(What you have to do) Make a verbatim copy of the entries below; pictures stay out.

(Data for this exercise)

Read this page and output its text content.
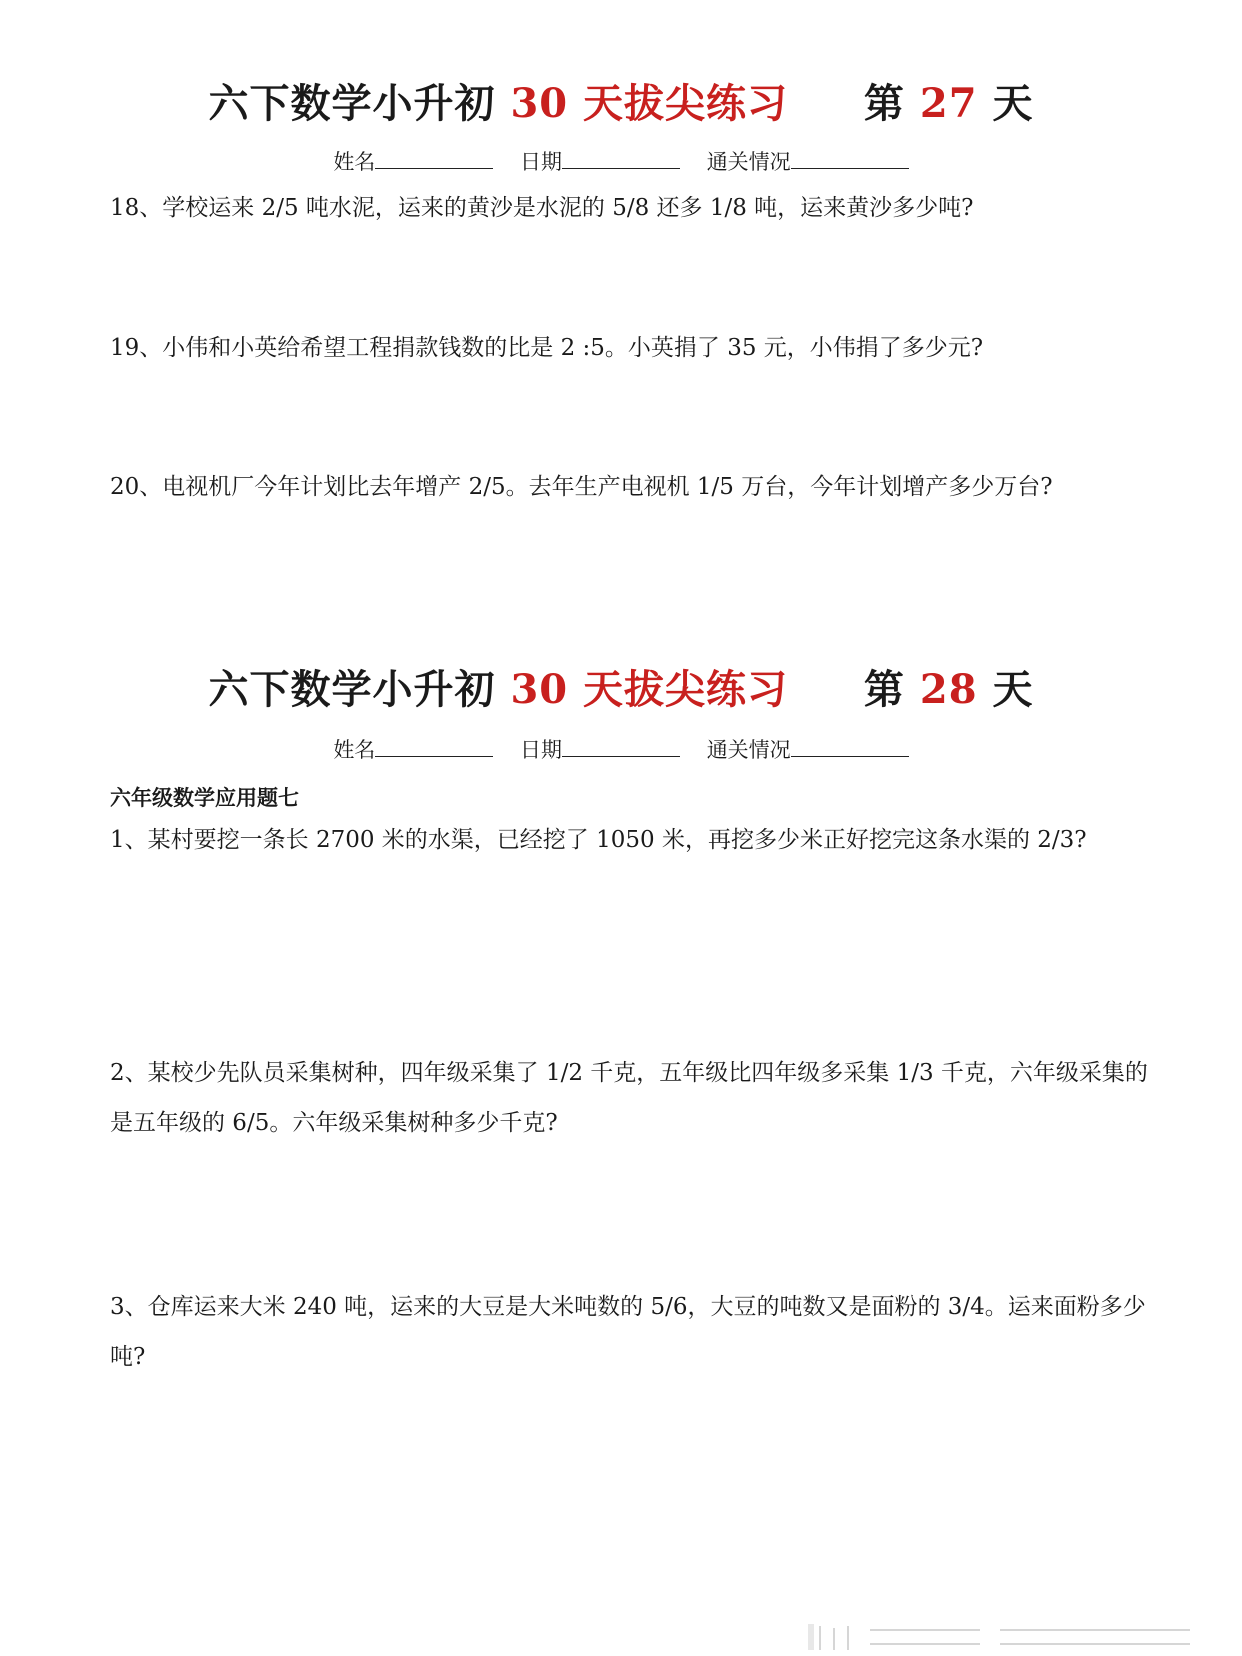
六下数学小升初 30 天拔尖练习 第 27 天
姓名	日期	通关情况
18、学校运来 2/5 吨水泥，运来的黄沙是水泥的 5/8 还多 1/8 吨，运来黄沙多少吨?
19、小伟和小英给希望工程捐款钱数的比是 2 :5。小英捐了 35 元，小伟捐了多少元?
20、电视机厂今年计划比去年增产 2/5。去年生产电视机 1/5 万台，今年计划增产多少万台?
六下数学小升初 30 天拔尖练习 第 28 天
姓名	日期	通关情况
六年级数学应用题七
1、某村要挖一条长 2700 米的水渠，已经挖了 1050 米，再挖多少米正好挖完这条水渠的 2/3?
2、某校少先队员采集树种，四年级采集了 1/2 千克，五年级比四年级多采集 1/3 千克，六年级采集的是五年级的 6/5。六年级采集树种多少千克?
3、仓库运来大米 240 吨，运来的大豆是大米吨数的 5/6，大豆的吨数又是面粉的 3/4。运来面粉多少吨?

(Output for this task)
Read this page and output its text content.
六下数学小升初 30 天拔尖练习 第 27 天
姓名	日期	通关情况
18、学校运来 2/5 吨水泥，运来的黄沙是水泥的 5/8 还多 1/8 吨，运来黄沙多少吨?
19、小伟和小英给希望工程捐款钱数的比是 2 :5。小英捐了 35 元，小伟捐了多少元?
20、电视机厂今年计划比去年增产 2/5。去年生产电视机 1/5 万台，今年计划增产多少万台?
六下数学小升初 30 天拔尖练习 第 28 天
姓名	日期	通关情况
六年级数学应用题七
1、某村要挖一条长 2700 米的水渠，已经挖了 1050 米，再挖多少米正好挖完这条水渠的 2/3?
2、某校少先队员采集树种，四年级采集了 1/2 千克，五年级比四年级多采集 1/3 千克，六年级采集的是五年级的 6/5。六年级采集树种多少千克?
3、仓库运来大米 240 吨，运来的大豆是大米吨数的 5/6，大豆的吨数又是面粉的 3/4。运来面粉多少吨?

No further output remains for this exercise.